[START OF Listed records]

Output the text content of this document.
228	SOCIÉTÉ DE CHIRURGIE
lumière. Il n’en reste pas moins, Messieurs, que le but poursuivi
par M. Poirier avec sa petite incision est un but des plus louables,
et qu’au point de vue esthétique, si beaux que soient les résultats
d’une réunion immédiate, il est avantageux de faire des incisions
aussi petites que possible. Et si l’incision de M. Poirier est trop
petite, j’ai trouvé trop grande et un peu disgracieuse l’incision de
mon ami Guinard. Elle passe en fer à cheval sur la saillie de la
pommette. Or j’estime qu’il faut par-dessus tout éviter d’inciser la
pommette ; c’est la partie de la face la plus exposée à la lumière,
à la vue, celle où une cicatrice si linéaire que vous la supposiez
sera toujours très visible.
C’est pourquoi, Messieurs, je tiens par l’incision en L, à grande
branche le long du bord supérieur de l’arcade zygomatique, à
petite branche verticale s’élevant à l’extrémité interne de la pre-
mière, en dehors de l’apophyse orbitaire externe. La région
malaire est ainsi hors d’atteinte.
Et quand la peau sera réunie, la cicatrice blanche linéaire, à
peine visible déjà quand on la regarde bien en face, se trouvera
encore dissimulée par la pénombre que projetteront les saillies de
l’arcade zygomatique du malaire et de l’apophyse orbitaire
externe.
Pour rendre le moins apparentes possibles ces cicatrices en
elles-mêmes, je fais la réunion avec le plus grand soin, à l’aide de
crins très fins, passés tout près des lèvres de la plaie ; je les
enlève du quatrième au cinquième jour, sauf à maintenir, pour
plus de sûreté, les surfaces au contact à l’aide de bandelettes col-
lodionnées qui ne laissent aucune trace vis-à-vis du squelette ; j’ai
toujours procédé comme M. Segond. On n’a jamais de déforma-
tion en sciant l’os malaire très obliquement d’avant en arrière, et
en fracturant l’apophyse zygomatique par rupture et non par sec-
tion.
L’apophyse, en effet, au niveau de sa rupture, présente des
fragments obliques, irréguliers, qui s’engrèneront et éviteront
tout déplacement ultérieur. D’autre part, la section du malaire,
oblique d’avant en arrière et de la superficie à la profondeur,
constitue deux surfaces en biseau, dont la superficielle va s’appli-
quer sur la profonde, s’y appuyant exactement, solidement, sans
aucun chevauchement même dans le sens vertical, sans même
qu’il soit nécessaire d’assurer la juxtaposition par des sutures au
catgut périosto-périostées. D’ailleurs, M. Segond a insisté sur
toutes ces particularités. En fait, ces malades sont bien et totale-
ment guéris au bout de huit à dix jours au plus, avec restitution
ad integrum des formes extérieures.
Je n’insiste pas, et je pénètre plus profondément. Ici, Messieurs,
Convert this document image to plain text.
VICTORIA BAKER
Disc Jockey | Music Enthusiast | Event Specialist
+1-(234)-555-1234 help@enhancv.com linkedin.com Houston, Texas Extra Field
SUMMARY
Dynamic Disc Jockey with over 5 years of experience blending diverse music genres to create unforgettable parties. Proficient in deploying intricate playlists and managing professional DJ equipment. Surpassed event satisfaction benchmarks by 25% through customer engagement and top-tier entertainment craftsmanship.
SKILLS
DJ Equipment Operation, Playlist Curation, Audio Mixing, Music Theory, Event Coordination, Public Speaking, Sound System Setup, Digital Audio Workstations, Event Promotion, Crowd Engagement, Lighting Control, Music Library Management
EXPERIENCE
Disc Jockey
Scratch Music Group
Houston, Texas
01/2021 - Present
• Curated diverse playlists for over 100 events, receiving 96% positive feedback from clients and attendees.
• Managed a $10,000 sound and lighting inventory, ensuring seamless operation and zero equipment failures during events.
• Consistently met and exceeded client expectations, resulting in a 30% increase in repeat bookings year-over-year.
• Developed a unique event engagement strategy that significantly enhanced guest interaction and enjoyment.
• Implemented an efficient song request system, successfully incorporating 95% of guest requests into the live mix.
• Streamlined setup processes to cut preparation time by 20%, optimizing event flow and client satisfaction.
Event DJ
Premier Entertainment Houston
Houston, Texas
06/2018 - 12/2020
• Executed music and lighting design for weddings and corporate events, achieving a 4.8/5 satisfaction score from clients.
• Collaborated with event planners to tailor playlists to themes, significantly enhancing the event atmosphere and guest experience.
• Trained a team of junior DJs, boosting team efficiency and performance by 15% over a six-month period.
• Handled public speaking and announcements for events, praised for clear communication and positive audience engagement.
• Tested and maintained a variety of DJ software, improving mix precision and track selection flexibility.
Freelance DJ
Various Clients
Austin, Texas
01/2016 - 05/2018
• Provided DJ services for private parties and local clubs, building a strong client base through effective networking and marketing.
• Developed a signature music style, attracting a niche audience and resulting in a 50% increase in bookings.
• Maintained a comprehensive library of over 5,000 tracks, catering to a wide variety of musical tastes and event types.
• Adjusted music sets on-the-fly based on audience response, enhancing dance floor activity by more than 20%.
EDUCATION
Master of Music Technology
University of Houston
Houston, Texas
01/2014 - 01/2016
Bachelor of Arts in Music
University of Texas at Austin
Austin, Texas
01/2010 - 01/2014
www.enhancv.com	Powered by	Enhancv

[END OF Listed records]

Goal: Your task is to retype all of the records exactly.

Problem solution:
Output the text content of this document.
228	SOCIÉTÉ DE CHIRURGIE
lumière. Il n’en reste pas moins, Messieurs, que le but poursuivi
par M. Poirier avec sa petite incision est un but des plus louables,
et qu’au point de vue esthétique, si beaux que soient les résultats
d’une réunion immédiate, il est avantageux de faire des incisions
aussi petites que possible. Et si l’incision de M. Poirier est trop
petite, j’ai trouvé trop grande et un peu disgracieuse l’incision de
mon ami Guinard. Elle passe en fer à cheval sur la saillie de la
pommette. Or j’estime qu’il faut par-dessus tout éviter d’inciser la
pommette ; c’est la partie de la face la plus exposée à la lumière,
à la vue, celle où une cicatrice si linéaire que vous la supposiez
sera toujours très visible.
C’est pourquoi, Messieurs, je tiens par l’incision en L, à grande
branche le long du bord supérieur de l’arcade zygomatique, à
petite branche verticale s’élevant à l’extrémité interne de la pre-
mière, en dehors de l’apophyse orbitaire externe. La région
malaire est ainsi hors d’atteinte.
Et quand la peau sera réunie, la cicatrice blanche linéaire, à
peine visible déjà quand on la regarde bien en face, se trouvera
encore dissimulée par la pénombre que projetteront les saillies de
l’arcade zygomatique du malaire et de l’apophyse orbitaire
externe.
Pour rendre le moins apparentes possibles ces cicatrices en
elles-mêmes, je fais la réunion avec le plus grand soin, à l’aide de
crins très fins, passés tout près des lèvres de la plaie ; je les
enlève du quatrième au cinquième jour, sauf à maintenir, pour
plus de sûreté, les surfaces au contact à l’aide de bandelettes col-
lodionnées qui ne laissent aucune trace vis-à-vis du squelette ; j’ai
toujours procédé comme M. Segond. On n’a jamais de déforma-
tion en sciant l’os malaire très obliquement d’avant en arrière, et
en fracturant l’apophyse zygomatique par rupture et non par sec-
tion.
L’apophyse, en effet, au niveau de sa rupture, présente des
fragments obliques, irréguliers, qui s’engrèneront et éviteront
tout déplacement ultérieur. D’autre part, la section du malaire,
oblique d’avant en arrière et de la superficie à la profondeur,
constitue deux surfaces en biseau, dont la superficielle va s’appli-
quer sur la profonde, s’y appuyant exactement, solidement, sans
aucun chevauchement même dans le sens vertical, sans même
qu’il soit nécessaire d’assurer la juxtaposition par des sutures au
catgut périosto-périostées. D’ailleurs, M. Segond a insisté sur
toutes ces particularités. En fait, ces malades sont bien et totale-
ment guéris au bout de huit à dix jours au plus, avec restitution
ad integrum des formes extérieures.
Je n’insiste pas, et je pénètre plus profondément. Ici, Messieurs,
Convert this document image to plain text.
VICTORIA BAKER
Disc Jockey | Music Enthusiast | Event Specialist
+1-(234)-555-1234 help@enhancv.com linkedin.com Houston, Texas Extra Field
SUMMARY
Dynamic Disc Jockey with over 5 years of experience blending diverse music genres to create unforgettable parties. Proficient in deploying intricate playlists and managing professional DJ equipment. Surpassed event satisfaction benchmarks by 25% through customer engagement and top-tier entertainment craftsmanship.
SKILLS
DJ Equipment Operation, Playlist Curation, Audio Mixing, Music Theory, Event Coordination, Public Speaking, Sound System Setup, Digital Audio Workstations, Event Promotion, Crowd Engagement, Lighting Control, Music Library Management
EXPERIENCE
Disc Jockey
Scratch Music Group
Houston, Texas
01/2021 - Present
• Curated diverse playlists for over 100 events, receiving 96% positive feedback from clients and attendees.
• Managed a $10,000 sound and lighting inventory, ensuring seamless operation and zero equipment failures during events.
• Consistently met and exceeded client expectations, resulting in a 30% increase in repeat bookings year-over-year.
• Developed a unique event engagement strategy that significantly enhanced guest interaction and enjoyment.
• Implemented an efficient song request system, successfully incorporating 95% of guest requests into the live mix.
• Streamlined setup processes to cut preparation time by 20%, optimizing event flow and client satisfaction.
Event DJ
Premier Entertainment Houston
Houston, Texas
06/2018 - 12/2020
• Executed music and lighting design for weddings and corporate events, achieving a 4.8/5 satisfaction score from clients.
• Collaborated with event planners to tailor playlists to themes, significantly enhancing the event atmosphere and guest experience.
• Trained a team of junior DJs, boosting team efficiency and performance by 15% over a six-month period.
• Handled public speaking and announcements for events, praised for clear communication and positive audience engagement.
• Tested and maintained a variety of DJ software, improving mix precision and track selection flexibility.
Freelance DJ
Various Clients
Austin, Texas
01/2016 - 05/2018
• Provided DJ services for private parties and local clubs, building a strong client base through effective networking and marketing.
• Developed a signature music style, attracting a niche audience and resulting in a 50% increase in bookings.
• Maintained a comprehensive library of over 5,000 tracks, catering to a wide variety of musical tastes and event types.
• Adjusted music sets on-the-fly based on audience response, enhancing dance floor activity by more than 20%.
EDUCATION
Master of Music Technology
University of Houston
Houston, Texas
01/2014 - 01/2016
Bachelor of Arts in Music
University of Texas at Austin
Austin, Texas
01/2010 - 01/2014
www.enhancv.com	Powered by	Enhancv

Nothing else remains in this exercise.